## Required work
Return all entries precisely as they stand, without the images.

[Excerpts from a figure dataset]
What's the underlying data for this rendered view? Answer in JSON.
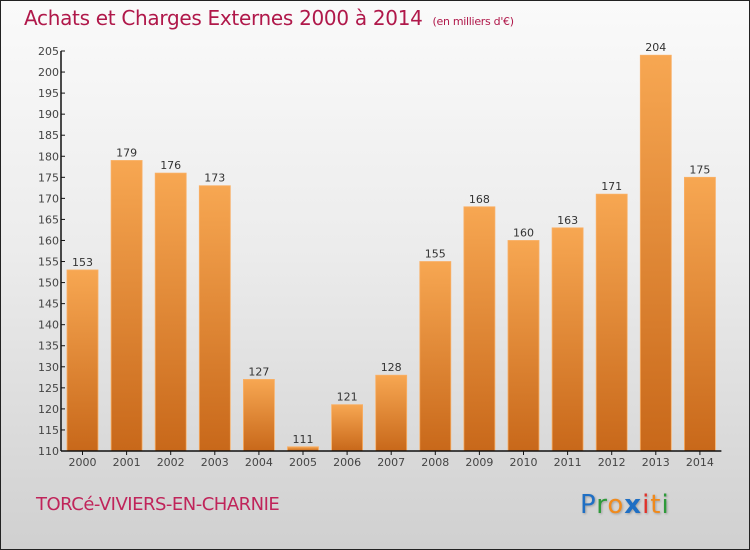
{
  "header": {
    "title": "Achats et Charges Externes 2000 à 2014",
    "unit": "(en milliers d'€)"
  },
  "footer": {
    "town": "TORCé-VIVIERS-EN-CHARNIE",
    "logo": {
      "letters": [
        {
          "ch": "P",
          "color": "#1f6fc4"
        },
        {
          "ch": "r",
          "color": "#2e9a3a"
        },
        {
          "ch": "o",
          "color": "#f08a1c"
        },
        {
          "ch": "x",
          "color": "#1f6fc4"
        },
        {
          "ch": "i",
          "color": "#e0322a"
        },
        {
          "ch": "t",
          "color": "#f08a1c"
        },
        {
          "ch": "i",
          "color": "#2e9a3a"
        }
      ]
    }
  },
  "colors": {
    "bar_top": "#f7a752",
    "bar_bottom": "#c8681a",
    "title": "#b0184a"
  },
  "chart_data": {
    "type": "bar",
    "title": "Achats et Charges Externes 2000 à 2014",
    "subtitle": "(en milliers d'€)",
    "xlabel": "",
    "ylabel": "",
    "categories": [
      "2000",
      "2001",
      "2002",
      "2003",
      "2004",
      "2005",
      "2006",
      "2007",
      "2008",
      "2009",
      "2010",
      "2011",
      "2012",
      "2013",
      "2014"
    ],
    "values": [
      153,
      179,
      176,
      173,
      127,
      111,
      121,
      128,
      155,
      168,
      160,
      163,
      171,
      204,
      175
    ],
    "ylim": [
      110,
      205
    ],
    "yticks": [
      110,
      115,
      120,
      125,
      130,
      135,
      140,
      145,
      150,
      155,
      160,
      165,
      170,
      175,
      180,
      185,
      190,
      195,
      200,
      205
    ],
    "grid": false,
    "legend": "none"
  }
}
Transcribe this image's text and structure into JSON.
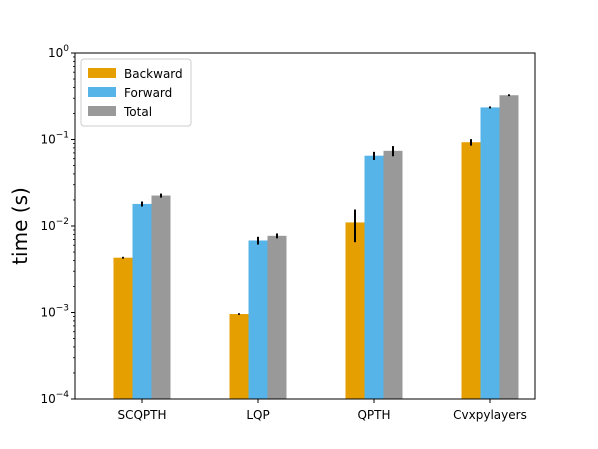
{
  "chart_data": {
    "type": "bar",
    "categories": [
      "SCQPTH",
      "LQP",
      "QPTH",
      "Cvxpylayers"
    ],
    "series": [
      {
        "name": "Backward",
        "color": "#e69f00",
        "values": [
          0.0043,
          0.00096,
          0.011,
          0.093
        ],
        "errors": [
          0.0001,
          2e-05,
          0.0045,
          0.008
        ]
      },
      {
        "name": "Forward",
        "color": "#56b4e9",
        "values": [
          0.018,
          0.0068,
          0.065,
          0.235
        ],
        "errors": [
          0.0012,
          0.0007,
          0.007,
          0.006
        ]
      },
      {
        "name": "Total",
        "color": "#999999",
        "values": [
          0.0225,
          0.0077,
          0.074,
          0.325
        ],
        "errors": [
          0.0012,
          0.0005,
          0.01,
          0.008
        ]
      }
    ],
    "title": "",
    "xlabel": "",
    "ylabel": "time (s)",
    "yscale": "log",
    "ylim": [
      0.0001,
      1
    ],
    "yticks": [
      {
        "base": "10",
        "exp": "0",
        "value": 1
      },
      {
        "base": "10",
        "exp": "−1",
        "value": 0.1
      },
      {
        "base": "10",
        "exp": "−2",
        "value": 0.01
      },
      {
        "base": "10",
        "exp": "−3",
        "value": 0.001
      },
      {
        "base": "10",
        "exp": "−4",
        "value": 0.0001
      }
    ],
    "grid": false,
    "legend_position": "upper-left"
  }
}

## Correct output
What's the underlying data for this rendered view? Answer in JSON.
{
  "header": {
    "title": "Achats et Charges Externes 2000 à 2014",
    "unit": "(en milliers d'€)"
  },
  "footer": {
    "town": "TORCé-VIVIERS-EN-CHARNIE",
    "logo": {
      "letters": [
        {
          "ch": "P",
          "color": "#1f6fc4"
        },
        {
          "ch": "r",
          "color": "#2e9a3a"
        },
        {
          "ch": "o",
          "color": "#f08a1c"
        },
        {
          "ch": "x",
          "color": "#1f6fc4"
        },
        {
          "ch": "i",
          "color": "#e0322a"
        },
        {
          "ch": "t",
          "color": "#f08a1c"
        },
        {
          "ch": "i",
          "color": "#2e9a3a"
        }
      ]
    }
  },
  "colors": {
    "bar_top": "#f7a752",
    "bar_bottom": "#c8681a",
    "title": "#b0184a"
  },
  "chart_data": {
    "type": "bar",
    "title": "Achats et Charges Externes 2000 à 2014",
    "subtitle": "(en milliers d'€)",
    "xlabel": "",
    "ylabel": "",
    "categories": [
      "2000",
      "2001",
      "2002",
      "2003",
      "2004",
      "2005",
      "2006",
      "2007",
      "2008",
      "2009",
      "2010",
      "2011",
      "2012",
      "2013",
      "2014"
    ],
    "values": [
      153,
      179,
      176,
      173,
      127,
      111,
      121,
      128,
      155,
      168,
      160,
      163,
      171,
      204,
      175
    ],
    "ylim": [
      110,
      205
    ],
    "yticks": [
      110,
      115,
      120,
      125,
      130,
      135,
      140,
      145,
      150,
      155,
      160,
      165,
      170,
      175,
      180,
      185,
      190,
      195,
      200,
      205
    ],
    "grid": false,
    "legend": "none"
  }
}
Transcribe this image's text and structure into JSON.
{
  "chart_data": {
    "type": "bar",
    "categories": [
      "SCQPTH",
      "LQP",
      "QPTH",
      "Cvxpylayers"
    ],
    "series": [
      {
        "name": "Backward",
        "color": "#e69f00",
        "values": [
          0.0043,
          0.00096,
          0.011,
          0.093
        ],
        "errors": [
          0.0001,
          2e-05,
          0.0045,
          0.008
        ]
      },
      {
        "name": "Forward",
        "color": "#56b4e9",
        "values": [
          0.018,
          0.0068,
          0.065,
          0.235
        ],
        "errors": [
          0.0012,
          0.0007,
          0.007,
          0.006
        ]
      },
      {
        "name": "Total",
        "color": "#999999",
        "values": [
          0.0225,
          0.0077,
          0.074,
          0.325
        ],
        "errors": [
          0.0012,
          0.0005,
          0.01,
          0.008
        ]
      }
    ],
    "title": "",
    "xlabel": "",
    "ylabel": "time (s)",
    "yscale": "log",
    "ylim": [
      0.0001,
      1
    ],
    "yticks": [
      {
        "base": "10",
        "exp": "0",
        "value": 1
      },
      {
        "base": "10",
        "exp": "−1",
        "value": 0.1
      },
      {
        "base": "10",
        "exp": "−2",
        "value": 0.01
      },
      {
        "base": "10",
        "exp": "−3",
        "value": 0.001
      },
      {
        "base": "10",
        "exp": "−4",
        "value": 0.0001
      }
    ],
    "grid": false,
    "legend_position": "upper-left"
  }
}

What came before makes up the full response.